**TASK INSTRUCTIONS**.
What is the number of lines holding the word "icon"? Write that number and nothing else.

**SUPPLIED RECORDS**.
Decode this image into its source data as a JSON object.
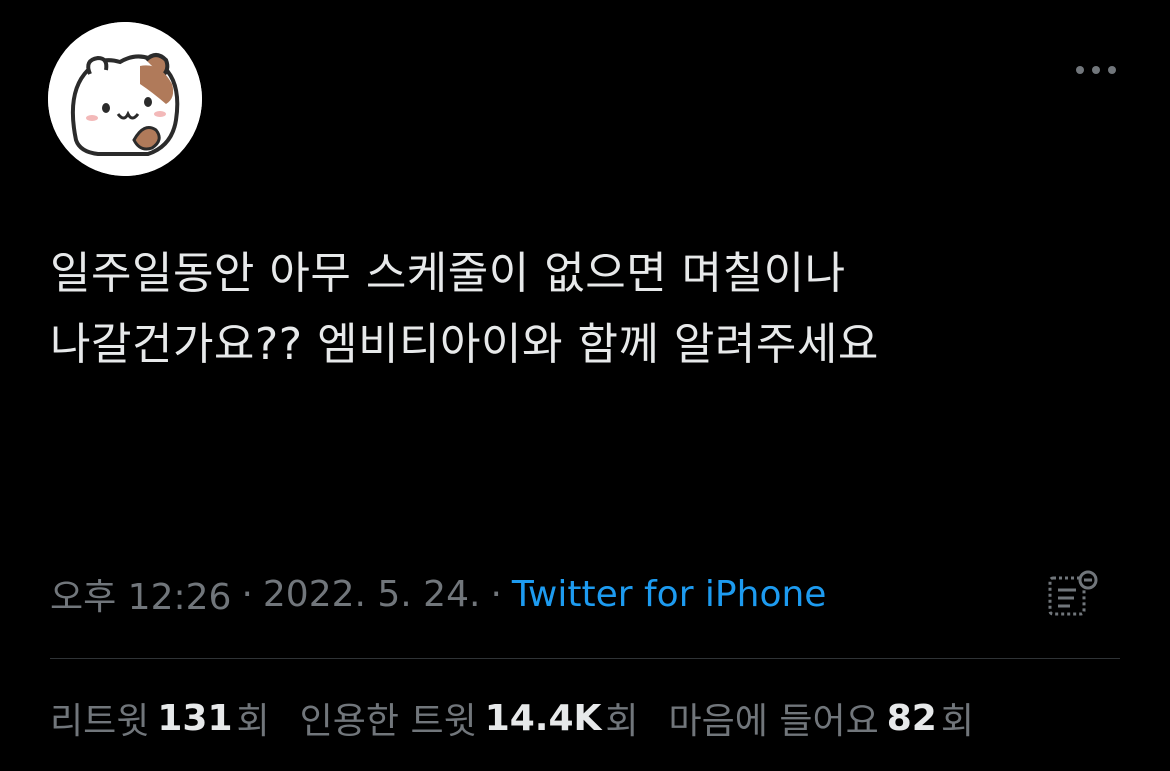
{
  "tweet": {
    "avatar_icon": "cartoon-hamster-avatar-icon",
    "more_icon": "more-options-icon",
    "text": "일주일동안 아무 스케줄이 없으면 며칠이나 나갈건가요?? 엠비티아이와 함께 알려주세요",
    "meta": {
      "time": "오후 12:26",
      "date": "2022. 5. 24.",
      "separator": "·",
      "source": "Twitter for iPhone"
    },
    "analytics_icon": "analytics-icon",
    "stats": {
      "retweets_label": "리트윗",
      "retweets_value": "131",
      "retweets_unit": "회",
      "quotes_label": "인용한 트윗",
      "quotes_value": "14.4K",
      "quotes_unit": "회",
      "likes_label": "마음에 들어요",
      "likes_value": "82",
      "likes_unit": "회"
    }
  },
  "colors": {
    "background": "#000000",
    "text": "#e7e9ea",
    "secondary": "#71767b",
    "link": "#1d9bf0",
    "divider": "#2f3336"
  }
}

**SOLUTION BELOW**.
3